— BEGIN —

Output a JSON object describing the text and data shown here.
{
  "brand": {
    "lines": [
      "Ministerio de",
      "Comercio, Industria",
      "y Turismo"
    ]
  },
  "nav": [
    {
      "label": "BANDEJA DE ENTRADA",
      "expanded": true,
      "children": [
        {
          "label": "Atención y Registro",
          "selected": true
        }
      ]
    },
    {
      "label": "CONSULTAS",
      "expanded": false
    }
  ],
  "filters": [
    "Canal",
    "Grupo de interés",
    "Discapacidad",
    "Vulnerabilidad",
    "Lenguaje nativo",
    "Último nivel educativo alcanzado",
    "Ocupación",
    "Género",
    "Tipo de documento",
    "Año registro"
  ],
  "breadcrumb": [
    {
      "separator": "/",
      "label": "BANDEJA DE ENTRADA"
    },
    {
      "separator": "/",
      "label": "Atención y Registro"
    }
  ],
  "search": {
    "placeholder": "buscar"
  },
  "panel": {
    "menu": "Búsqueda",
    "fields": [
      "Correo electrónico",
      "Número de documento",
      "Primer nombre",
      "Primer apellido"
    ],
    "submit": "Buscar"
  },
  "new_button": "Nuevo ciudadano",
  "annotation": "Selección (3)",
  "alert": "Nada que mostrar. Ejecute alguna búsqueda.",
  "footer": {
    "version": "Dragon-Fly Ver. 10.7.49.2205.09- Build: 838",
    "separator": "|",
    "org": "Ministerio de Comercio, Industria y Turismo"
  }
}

— END —
— BEGIN —

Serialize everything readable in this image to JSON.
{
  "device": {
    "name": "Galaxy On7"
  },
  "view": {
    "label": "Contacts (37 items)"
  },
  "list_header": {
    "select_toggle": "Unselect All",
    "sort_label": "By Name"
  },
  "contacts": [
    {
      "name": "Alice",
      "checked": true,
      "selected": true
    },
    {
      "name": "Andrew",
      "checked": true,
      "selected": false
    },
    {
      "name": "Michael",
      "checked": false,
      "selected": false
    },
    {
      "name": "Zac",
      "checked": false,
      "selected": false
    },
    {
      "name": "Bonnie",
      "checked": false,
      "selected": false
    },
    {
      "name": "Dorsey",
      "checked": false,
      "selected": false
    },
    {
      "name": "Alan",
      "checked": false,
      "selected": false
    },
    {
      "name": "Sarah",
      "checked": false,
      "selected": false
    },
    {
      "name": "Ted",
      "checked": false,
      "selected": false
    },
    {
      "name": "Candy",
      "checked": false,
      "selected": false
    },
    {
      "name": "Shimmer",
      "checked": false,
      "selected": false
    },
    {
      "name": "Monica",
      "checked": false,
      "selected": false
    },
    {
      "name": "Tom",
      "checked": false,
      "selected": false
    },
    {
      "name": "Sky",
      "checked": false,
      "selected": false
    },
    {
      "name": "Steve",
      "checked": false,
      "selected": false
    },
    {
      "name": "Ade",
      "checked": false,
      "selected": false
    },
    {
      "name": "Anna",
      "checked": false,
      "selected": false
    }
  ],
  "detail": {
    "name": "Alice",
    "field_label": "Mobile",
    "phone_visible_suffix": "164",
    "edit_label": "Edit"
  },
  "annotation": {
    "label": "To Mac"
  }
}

— END —

Extract every line that has the string "Comercio" in it.

      "Comercio, Industria",
    "org": "Ministerio de Comercio, Industria y Turismo"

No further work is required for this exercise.